Wherever the string "Phòng" shows up in a line, count that line. Give the total alone.

#### Material supplied

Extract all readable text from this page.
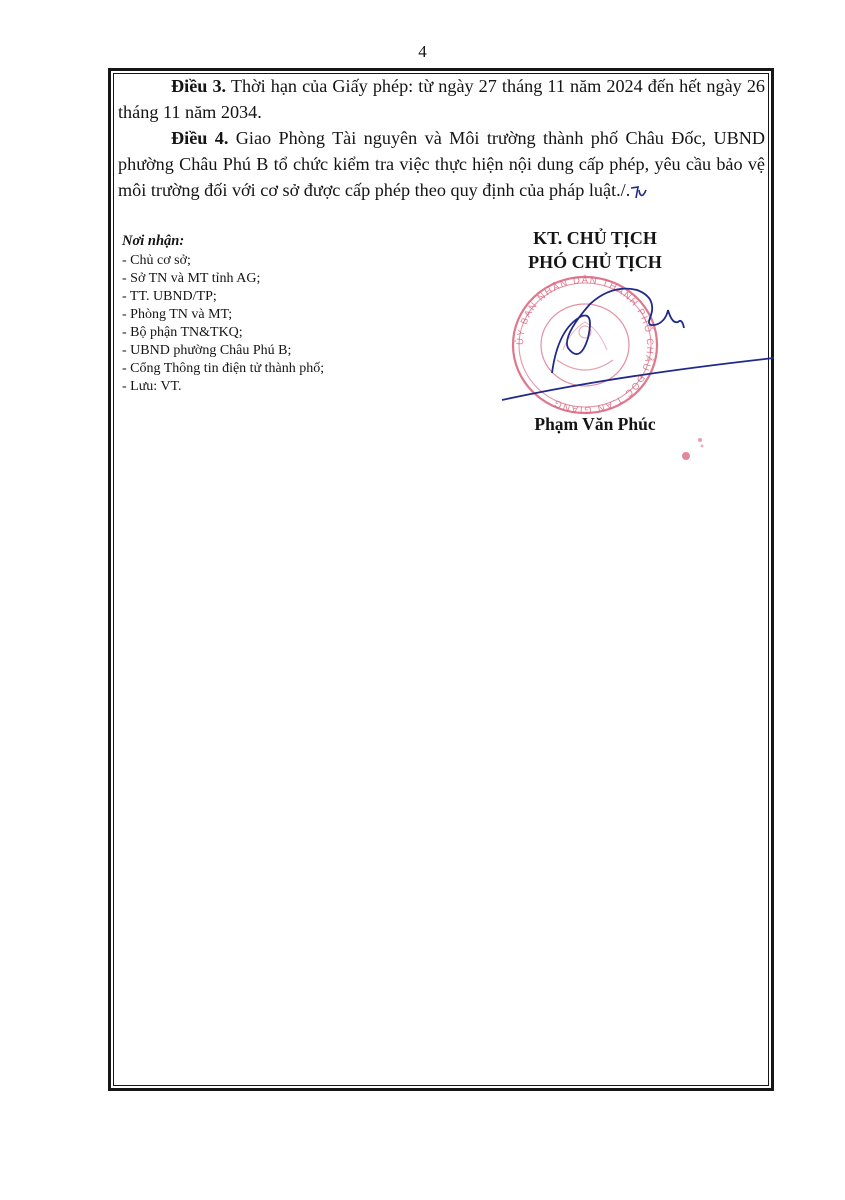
4
Điều 3. Thời hạn của Giấy phép: từ ngày 27 tháng 11 năm 2024 đến hết ngày 26 tháng 11 năm 2034.
Điều 4. Giao Phòng Tài nguyên và Môi trường thành phố Châu Đốc, UBND phường Châu Phú B tổ chức kiểm tra việc thực hiện nội dung cấp phép, yêu cầu bảo vệ môi trường đối với cơ sở được cấp phép theo quy định của pháp luật./.
Nơi nhận:
- Chủ cơ sở;
- Sở TN và MT tỉnh AG;
- TT. UBND/TP;
- Phòng TN và MT;
- Bộ phận TN&TKQ;
- UBND phường Châu Phú B;
- Cổng Thông tin điện tử thành phố;
- Lưu: VT.
KT. CHỦ TỊCH
PHÓ CHỦ TỊCH
ỦY BAN NHÂN DÂN THÀNH PHỐ CHÂU ĐỐC T.AN GIANG
Phạm Văn Phúc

########

__Task result__
2